— Excerpt provided —
== Segment start ==

Preserve Client Source IP in Virtual Router

[senthilnathan-am]

Why virtual router is not preserving source IP during port forwarding?

[DaanHoogland]

Ithought it was @senthilnathan-am . can you add the scenario you are using here, for people to reproduce the possible issue, please?

[weizhouapache]

Why virtual router is not preserving source IP during port forwarding?

Do you use vpc ?

[zap51]

Hi @senthilnathan-am,
Please try capturing "X-Forwarded-For" header sent by envoy on your backend server which should have the end-client IP.
Due to the nature of Kubernetes & depending on the configuration, you'll likely not see end-client IPs due to Source NAT being done by nodes and pods acting as reverse proxies.

Regards,
Jayanth

[senthilnathan-am]

Hi @senthilnathan-am, Please try capturing "X-Forwarded-For" header sent by envoy on your backend server which should have the end-client IP. Due to the nature of Kubernetes & depending on the configuration, you'll likely not see end-client IPs due to Source NAT being done by nodes and pods acting as reverse proxies.

Regards, Jayanth

Thanks for the reply @zap51

I have already used XFF and also enabled real-ip module in the nginx which is the server running behind istio. Below are the directives used in the configuration and also provided the sample log.

log_format  main  '$http_x_forwarded_for $remote_addr - $remote_user [$time_local] "$request" '
                      '$status $body_bytes_sent "$http_referer" '
                      '"$http_user_agent" "$remote_addr"';


    real_ip_header X-Forwarded-For;
    real_ip_recursive on;
    set_real_ip_from 127.0.0.6;

    proxy_set_header Host $host;
    proxy_set_header X-Real-IP $remote_addr;
    proxy_set_header X-Forwarded-For $proxy_add_x_forwarded_for;
    proxy_set_header X-Forwarded-Proto $scheme;

10.40.0.0 10.40.0.0 - - [16/Aug/2024:07:00:21 +0000] "GET /css/ajax-loader.gif HTTP/1.1" 404 548 "http://ams.com/css/slick-theme.css" "Mozilla/5.0 (Windows NT 10.0; Win64; x64) AppleWebKit/537.36 (KHTML, like Gecko) Chrome/127.0.0.0 Safari/537.36" "10.40.0.0"

In the above log, you could see both XFF and real-ip headers are showing same IP which is Weave interface IP not the actual client IP.

[zap51]

@senthilnathan-am,
Thanks for the update. Ignoring proxy_set_header in your backend server at the moment, I see that $http_x_forwarded_for is still being read as only one address.
So, please make sure the XFF configuration is properly configured at Istio. You should try increasing numTrustedProxies, which ideally adds the request with what's that is actually coming with X-Forwarded-For to the first and then appends the SNAT IP separated by a comma like the below

<ip_in_xff_req_header>, 10.40.0.0 10.40.0.0 ...

Also, VR is not considered a proxy, hence the amount in numTrustedProxies makes less sense unless there are more number of http-parsing proxies which add XFF request headers in front of the VR.

== Segment end ==

— Records provided —
== Segment start ==

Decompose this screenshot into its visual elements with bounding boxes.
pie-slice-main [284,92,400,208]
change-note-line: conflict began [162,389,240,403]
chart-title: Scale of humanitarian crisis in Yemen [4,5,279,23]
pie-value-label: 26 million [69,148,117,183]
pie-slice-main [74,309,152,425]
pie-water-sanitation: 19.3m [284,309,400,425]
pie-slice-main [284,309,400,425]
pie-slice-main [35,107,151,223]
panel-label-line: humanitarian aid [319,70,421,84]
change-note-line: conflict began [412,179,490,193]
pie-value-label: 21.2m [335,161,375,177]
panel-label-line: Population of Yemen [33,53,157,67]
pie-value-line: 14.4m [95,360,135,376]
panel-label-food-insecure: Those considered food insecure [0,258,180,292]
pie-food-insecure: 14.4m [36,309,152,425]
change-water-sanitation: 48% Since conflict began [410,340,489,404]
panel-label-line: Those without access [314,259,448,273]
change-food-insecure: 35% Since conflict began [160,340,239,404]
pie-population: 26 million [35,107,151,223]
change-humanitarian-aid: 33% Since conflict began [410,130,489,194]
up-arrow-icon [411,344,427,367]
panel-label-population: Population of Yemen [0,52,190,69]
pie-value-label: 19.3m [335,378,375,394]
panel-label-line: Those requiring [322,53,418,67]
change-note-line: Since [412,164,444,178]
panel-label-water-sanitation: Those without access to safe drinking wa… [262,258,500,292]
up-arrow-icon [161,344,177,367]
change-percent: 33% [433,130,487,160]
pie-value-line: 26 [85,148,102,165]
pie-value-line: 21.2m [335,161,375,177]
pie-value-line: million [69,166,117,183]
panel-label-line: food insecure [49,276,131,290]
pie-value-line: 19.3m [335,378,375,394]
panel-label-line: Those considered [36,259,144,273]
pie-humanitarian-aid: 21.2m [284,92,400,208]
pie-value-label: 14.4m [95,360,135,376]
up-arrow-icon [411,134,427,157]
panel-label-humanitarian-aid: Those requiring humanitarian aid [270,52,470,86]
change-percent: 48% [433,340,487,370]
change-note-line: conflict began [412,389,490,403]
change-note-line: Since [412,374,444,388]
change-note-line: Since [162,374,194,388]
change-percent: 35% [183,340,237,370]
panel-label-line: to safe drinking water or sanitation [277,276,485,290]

== Segment end ==

— Task set —
- 1) In the forum thread on preserving client source IP in the virtual router, which Istio setting does zap51 suggest increasing?
- 2) Extend the forum thread on preserving client source IP in the virtual router, picking up after its final post.

— Results —
- 1) numTrustedProxies

- 2)
[senthilnathan-am]

Finally found a solution to preserve client IP for Kubernetes platform in ACS.

Below are the things to be done:

1. For K8s, if it setup manually then it is recommended to use Load Balancing rules instead of port forwarding rules for network traffic diversion.
2. If Istio service mesh is used to expose the cluster ports then proxy protocol has to be enabled in VR haproxy service in the appropriate listen section, just by adding 'send-proxy-v2' after check.
3. Restart the haproxy service in VR. Also, make sure the proxy protocol is enabled in Istio level.

Now, actual client source IP will get displayed in the backend server/pod log as expected.

[zap51]

@senthilnathan-am,
That's correct. However, I would recommend you to use annotations instead of manually tweaking the VR. Please see https://docs.cloudstack.apache.org/en/latest/plugins/cloudstack-kubernetes-provider.html#usage
This is one of the recommended ways to have the applications load-balanced when you're using CKS or when deploying the provider manually.

Correct, PROXY protocol will contain additional information which your applications should be configured to accept.

Regards,
Jayanth

[senthilnathan-am]

@senthilnathan-am, That's correct. However, I would recommend you to use annotations instead of manually tweaking the VR. Please see https://docs.cloudstack.apache.org/en/latest/plugins/cloudstack-kubernetes-provider.html#usage This is one of the recommended ways to have the applications load-balanced when you're using CKS or when deploying the provider manually.

Correct, PROXY protocol will contain additional information which your applications should be configured to accept.

Regards, Jayanth

Thanks for the suggestions @zap51 . I am not sure whether that annotation will support in Istio, anyway will give a try.

[senthilnathan-am]

@zap51
As expected, annotation is not working for Istio.

[zap51]

@zap51
As expected, annotation is not working for Istio.

This only works when using CloudStack Kubernetes Provider. I see that you'd manually configured the LB and its rules.

Regards,
Jayanth

[weizhouapache]

haproxy supports transparent mode, however, it requires some changes in route table, iptables rules and haproxy config
refer to https://www.haproxy.com/blog/howto-transparent-proxying-and-binding-with-haproxy-and-aloha-load-balancer

there is also a related PR #7484

[senthilnathan-am]

Closing this...